YOUR TASK:
Exclude images, then output the remaining data verbatim.

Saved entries

+ + +

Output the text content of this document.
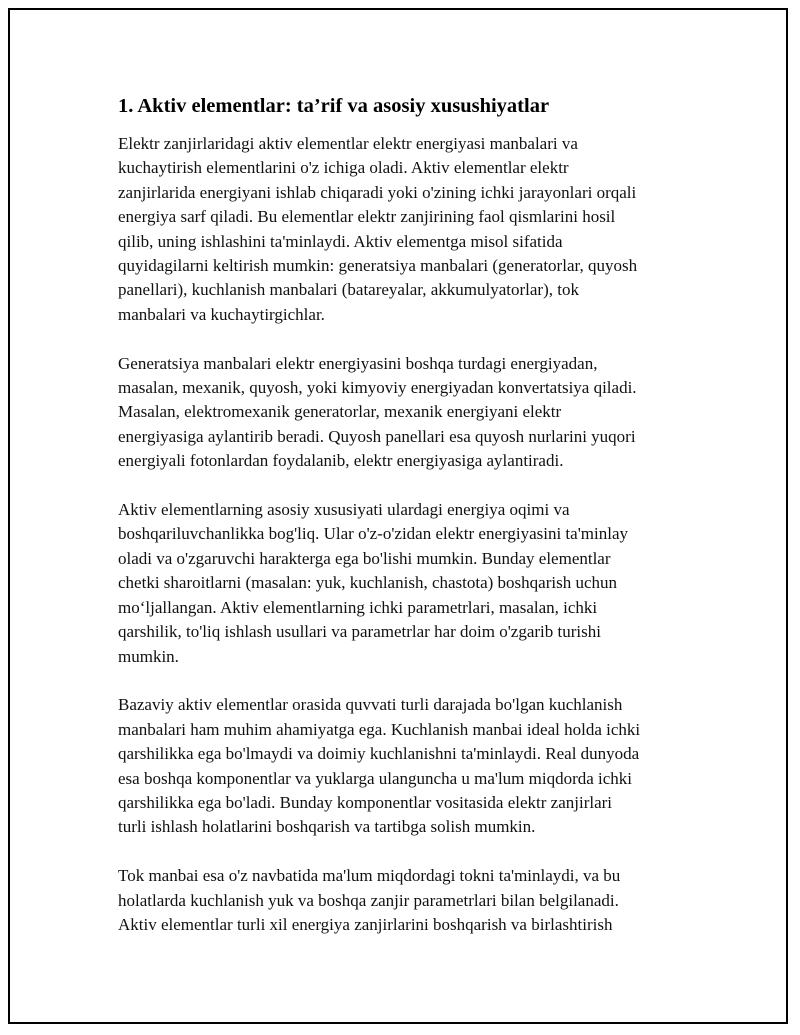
1. Aktiv elementlar: ta’rif va asosiy xusushiyatlar

Elektr zanjirlaridagi aktiv elementlar elektr energiyasi manbalari va
kuchaytirish elementlarini o'z ichiga oladi. Aktiv elementlar elektr
zanjirlarida energiyani ishlab chiqaradi yoki o'zining ichki jarayonlari orqali
energiya sarf qiladi. Bu elementlar elektr zanjirining faol qismlarini hosil
qilib, uning ishlashini ta'minlaydi. Aktiv elementga misol sifatida
quyidagilarni keltirish mumkin: generatsiya manbalari (generatorlar, quyosh
panellari), kuchlanish manbalari (batareyalar, akkumulyatorlar), tok
manbalari va kuchaytirgichlar.

Generatsiya manbalari elektr energiyasini boshqa turdagi energiyadan,
masalan, mexanik, quyosh, yoki kimyoviy energiyadan konvertatsiya qiladi.
Masalan, elektromexanik generatorlar, mexanik energiyani elektr
energiyasiga aylantirib beradi. Quyosh panellari esa quyosh nurlarini yuqori
energiyali fotonlardan foydalanib, elektr energiyasiga aylantiradi.

Aktiv elementlarning asosiy xususiyati ulardagi energiya oqimi va
boshqariluvchanlikka bog'liq. Ular o'z-o'zidan elektr energiyasini ta'minlay
oladi va o'zgaruvchi harakterga ega bo'lishi mumkin. Bunday elementlar
chetki sharoitlarni (masalan: yuk, kuchlanish, chastota) boshqarish uchun
mo‘ljallangan. Aktiv elementlarning ichki parametrlari, masalan, ichki
qarshilik, to'liq ishlash usullari va parametrlar har doim o'zgarib turishi
mumkin.

Bazaviy aktiv elementlar orasida quvvati turli darajada bo'lgan kuchlanish
manbalari ham muhim ahamiyatga ega. Kuchlanish manbai ideal holda ichki
qarshilikka ega bo'lmaydi va doimiy kuchlanishni ta'minlaydi. Real dunyoda
esa boshqa komponentlar va yuklarga ulanguncha u ma'lum miqdorda ichki
qarshilikka ega bo'ladi. Bunday komponentlar vositasida elektr zanjirlari
turli ishlash holatlarini boshqarish va tartibga solish mumkin.

Tok manbai esa o'z navbatida ma'lum miqdordagi tokni ta'minlaydi, va bu
holatlarda kuchlanish yuk va boshqa zanjir parametrlari bilan belgilanadi.
Aktiv elementlar turli xil energiya zanjirlarini boshqarish va birlashtirish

+ + +

WRITTEN ANSWER:
Output the text content of this document.
1. Aktiv elementlar: ta’rif va asosiy xusushiyatlar

Elektr zanjirlaridagi aktiv elementlar elektr energiyasi manbalari va
kuchaytirish elementlarini o'z ichiga oladi. Aktiv elementlar elektr
zanjirlarida energiyani ishlab chiqaradi yoki o'zining ichki jarayonlari orqali
energiya sarf qiladi. Bu elementlar elektr zanjirining faol qismlarini hosil
qilib, uning ishlashini ta'minlaydi. Aktiv elementga misol sifatida
quyidagilarni keltirish mumkin: generatsiya manbalari (generatorlar, quyosh
panellari), kuchlanish manbalari (batareyalar, akkumulyatorlar), tok
manbalari va kuchaytirgichlar.

Generatsiya manbalari elektr energiyasini boshqa turdagi energiyadan,
masalan, mexanik, quyosh, yoki kimyoviy energiyadan konvertatsiya qiladi.
Masalan, elektromexanik generatorlar, mexanik energiyani elektr
energiyasiga aylantirib beradi. Quyosh panellari esa quyosh nurlarini yuqori
energiyali fotonlardan foydalanib, elektr energiyasiga aylantiradi.

Aktiv elementlarning asosiy xususiyati ulardagi energiya oqimi va
boshqariluvchanlikka bog'liq. Ular o'z-o'zidan elektr energiyasini ta'minlay
oladi va o'zgaruvchi harakterga ega bo'lishi mumkin. Bunday elementlar
chetki sharoitlarni (masalan: yuk, kuchlanish, chastota) boshqarish uchun
mo‘ljallangan. Aktiv elementlarning ichki parametrlari, masalan, ichki
qarshilik, to'liq ishlash usullari va parametrlar har doim o'zgarib turishi
mumkin.

Bazaviy aktiv elementlar orasida quvvati turli darajada bo'lgan kuchlanish
manbalari ham muhim ahamiyatga ega. Kuchlanish manbai ideal holda ichki
qarshilikka ega bo'lmaydi va doimiy kuchlanishni ta'minlaydi. Real dunyoda
esa boshqa komponentlar va yuklarga ulanguncha u ma'lum miqdorda ichki
qarshilikka ega bo'ladi. Bunday komponentlar vositasida elektr zanjirlari
turli ishlash holatlarini boshqarish va tartibga solish mumkin.

Tok manbai esa o'z navbatida ma'lum miqdordagi tokni ta'minlaydi, va bu
holatlarda kuchlanish yuk va boshqa zanjir parametrlari bilan belgilanadi.
Aktiv elementlar turli xil energiya zanjirlarini boshqarish va birlashtirish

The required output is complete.